● **DATA FOR THE TASK**

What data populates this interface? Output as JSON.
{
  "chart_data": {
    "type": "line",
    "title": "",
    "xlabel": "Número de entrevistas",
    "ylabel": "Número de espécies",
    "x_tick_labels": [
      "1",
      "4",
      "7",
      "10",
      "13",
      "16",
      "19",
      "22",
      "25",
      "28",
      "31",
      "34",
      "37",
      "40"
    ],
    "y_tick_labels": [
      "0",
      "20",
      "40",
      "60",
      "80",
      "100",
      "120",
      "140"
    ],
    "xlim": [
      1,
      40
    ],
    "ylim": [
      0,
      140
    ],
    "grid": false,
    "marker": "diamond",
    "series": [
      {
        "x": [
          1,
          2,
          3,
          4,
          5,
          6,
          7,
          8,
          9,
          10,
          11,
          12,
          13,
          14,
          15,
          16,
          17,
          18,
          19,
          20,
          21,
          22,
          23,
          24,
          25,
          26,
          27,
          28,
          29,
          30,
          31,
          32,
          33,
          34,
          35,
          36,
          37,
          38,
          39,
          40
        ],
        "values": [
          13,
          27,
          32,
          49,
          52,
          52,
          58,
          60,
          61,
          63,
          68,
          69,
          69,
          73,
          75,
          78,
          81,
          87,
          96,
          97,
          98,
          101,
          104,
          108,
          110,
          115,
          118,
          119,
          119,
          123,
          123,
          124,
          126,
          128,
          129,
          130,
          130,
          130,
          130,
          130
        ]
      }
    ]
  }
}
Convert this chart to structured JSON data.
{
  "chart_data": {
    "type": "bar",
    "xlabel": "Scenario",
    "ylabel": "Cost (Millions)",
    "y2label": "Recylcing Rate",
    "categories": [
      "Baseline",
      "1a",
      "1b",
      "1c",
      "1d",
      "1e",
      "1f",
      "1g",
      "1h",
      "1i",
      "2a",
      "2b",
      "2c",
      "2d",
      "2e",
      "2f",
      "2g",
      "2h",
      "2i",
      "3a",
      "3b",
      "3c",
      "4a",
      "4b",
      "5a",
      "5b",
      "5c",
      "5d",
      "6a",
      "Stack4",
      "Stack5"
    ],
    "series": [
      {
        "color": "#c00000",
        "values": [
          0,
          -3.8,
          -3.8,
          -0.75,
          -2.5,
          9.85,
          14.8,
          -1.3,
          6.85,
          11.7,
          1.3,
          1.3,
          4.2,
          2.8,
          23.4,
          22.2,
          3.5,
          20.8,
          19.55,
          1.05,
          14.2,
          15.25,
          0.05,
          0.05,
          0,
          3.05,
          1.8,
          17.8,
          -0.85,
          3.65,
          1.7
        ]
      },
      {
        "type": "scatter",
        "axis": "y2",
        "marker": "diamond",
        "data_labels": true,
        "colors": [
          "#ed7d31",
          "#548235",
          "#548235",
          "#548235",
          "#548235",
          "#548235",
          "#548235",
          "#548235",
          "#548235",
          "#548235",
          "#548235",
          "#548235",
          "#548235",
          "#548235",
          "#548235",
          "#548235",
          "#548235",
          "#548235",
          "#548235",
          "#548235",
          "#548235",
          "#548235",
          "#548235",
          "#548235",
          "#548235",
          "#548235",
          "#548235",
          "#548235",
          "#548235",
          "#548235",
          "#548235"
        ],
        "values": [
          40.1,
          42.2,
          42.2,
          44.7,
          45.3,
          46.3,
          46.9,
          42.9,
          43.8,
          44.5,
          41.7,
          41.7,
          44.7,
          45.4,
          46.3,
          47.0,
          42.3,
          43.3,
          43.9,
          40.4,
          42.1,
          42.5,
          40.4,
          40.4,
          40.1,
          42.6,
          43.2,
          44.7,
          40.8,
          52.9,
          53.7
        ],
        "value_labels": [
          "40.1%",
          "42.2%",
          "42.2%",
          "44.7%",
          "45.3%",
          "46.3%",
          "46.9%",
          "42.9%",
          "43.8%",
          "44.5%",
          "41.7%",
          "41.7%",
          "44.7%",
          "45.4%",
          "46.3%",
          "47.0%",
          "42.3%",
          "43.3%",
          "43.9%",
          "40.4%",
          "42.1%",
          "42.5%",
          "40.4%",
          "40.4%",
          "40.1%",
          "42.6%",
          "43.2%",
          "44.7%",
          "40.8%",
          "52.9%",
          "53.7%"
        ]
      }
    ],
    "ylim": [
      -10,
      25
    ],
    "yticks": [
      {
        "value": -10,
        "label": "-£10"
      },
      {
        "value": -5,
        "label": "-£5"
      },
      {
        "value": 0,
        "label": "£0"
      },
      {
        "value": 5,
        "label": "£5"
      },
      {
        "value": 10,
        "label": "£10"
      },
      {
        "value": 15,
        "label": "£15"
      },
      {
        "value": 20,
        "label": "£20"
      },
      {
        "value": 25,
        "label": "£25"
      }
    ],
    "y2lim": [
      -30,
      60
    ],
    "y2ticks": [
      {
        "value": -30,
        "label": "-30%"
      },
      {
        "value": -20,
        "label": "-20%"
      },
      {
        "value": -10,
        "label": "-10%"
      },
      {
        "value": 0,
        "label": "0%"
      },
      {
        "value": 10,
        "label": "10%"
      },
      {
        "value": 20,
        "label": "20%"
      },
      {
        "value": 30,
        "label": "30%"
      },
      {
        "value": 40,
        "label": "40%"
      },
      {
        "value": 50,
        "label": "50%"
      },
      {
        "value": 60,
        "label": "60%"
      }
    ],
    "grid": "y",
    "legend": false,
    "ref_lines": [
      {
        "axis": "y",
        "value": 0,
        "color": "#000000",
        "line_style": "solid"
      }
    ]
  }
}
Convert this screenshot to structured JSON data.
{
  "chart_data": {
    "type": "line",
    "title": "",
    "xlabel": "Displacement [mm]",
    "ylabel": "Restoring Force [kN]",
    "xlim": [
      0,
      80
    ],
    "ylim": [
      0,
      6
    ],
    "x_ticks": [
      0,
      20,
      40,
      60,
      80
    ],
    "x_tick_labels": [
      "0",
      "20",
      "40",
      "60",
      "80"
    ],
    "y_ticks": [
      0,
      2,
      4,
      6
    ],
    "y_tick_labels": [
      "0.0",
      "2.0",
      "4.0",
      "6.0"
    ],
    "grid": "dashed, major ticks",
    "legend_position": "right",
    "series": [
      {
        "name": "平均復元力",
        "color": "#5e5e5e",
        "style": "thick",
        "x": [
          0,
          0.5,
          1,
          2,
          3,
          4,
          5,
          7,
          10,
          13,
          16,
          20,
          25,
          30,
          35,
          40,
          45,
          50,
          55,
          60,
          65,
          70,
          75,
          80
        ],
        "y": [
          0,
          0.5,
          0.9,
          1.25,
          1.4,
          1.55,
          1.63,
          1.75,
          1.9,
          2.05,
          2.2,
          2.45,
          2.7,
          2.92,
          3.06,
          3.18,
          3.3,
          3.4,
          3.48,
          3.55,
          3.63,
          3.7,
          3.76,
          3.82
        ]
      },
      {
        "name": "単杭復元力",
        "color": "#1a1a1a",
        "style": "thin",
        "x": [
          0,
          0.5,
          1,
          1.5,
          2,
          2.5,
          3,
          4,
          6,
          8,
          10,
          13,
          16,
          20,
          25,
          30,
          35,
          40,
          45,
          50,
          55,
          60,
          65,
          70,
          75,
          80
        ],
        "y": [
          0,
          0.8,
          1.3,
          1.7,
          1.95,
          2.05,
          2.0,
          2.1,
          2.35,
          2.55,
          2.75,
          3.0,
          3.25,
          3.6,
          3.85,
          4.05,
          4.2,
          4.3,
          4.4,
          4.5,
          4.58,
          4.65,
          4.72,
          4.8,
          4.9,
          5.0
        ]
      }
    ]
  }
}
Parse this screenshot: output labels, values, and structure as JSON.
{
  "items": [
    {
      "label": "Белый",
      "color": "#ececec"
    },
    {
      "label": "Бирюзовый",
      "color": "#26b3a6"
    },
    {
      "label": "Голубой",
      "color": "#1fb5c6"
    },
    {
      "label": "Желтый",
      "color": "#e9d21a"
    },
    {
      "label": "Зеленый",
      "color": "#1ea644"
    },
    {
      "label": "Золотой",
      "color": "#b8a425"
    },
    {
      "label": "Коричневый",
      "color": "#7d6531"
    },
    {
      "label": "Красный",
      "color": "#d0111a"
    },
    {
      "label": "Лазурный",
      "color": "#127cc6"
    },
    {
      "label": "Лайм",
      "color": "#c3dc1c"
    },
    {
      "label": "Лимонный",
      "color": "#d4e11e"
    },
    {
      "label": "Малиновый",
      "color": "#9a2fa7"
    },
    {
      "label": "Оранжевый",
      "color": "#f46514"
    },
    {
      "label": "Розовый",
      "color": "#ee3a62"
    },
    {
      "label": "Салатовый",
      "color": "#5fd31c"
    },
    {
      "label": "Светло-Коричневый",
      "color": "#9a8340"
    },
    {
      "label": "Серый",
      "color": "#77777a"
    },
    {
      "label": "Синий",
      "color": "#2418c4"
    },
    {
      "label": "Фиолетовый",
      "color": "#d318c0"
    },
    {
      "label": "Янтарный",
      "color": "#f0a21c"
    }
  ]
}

● **STATED EXERCISE**
Search the data above for the string "screenshot" and return every line that has it.

● **RESULT OF THIS EXERCISE**
Convert this screenshot to structured JSON data.
Parse this screenshot: output labels, values, and structure as JSON.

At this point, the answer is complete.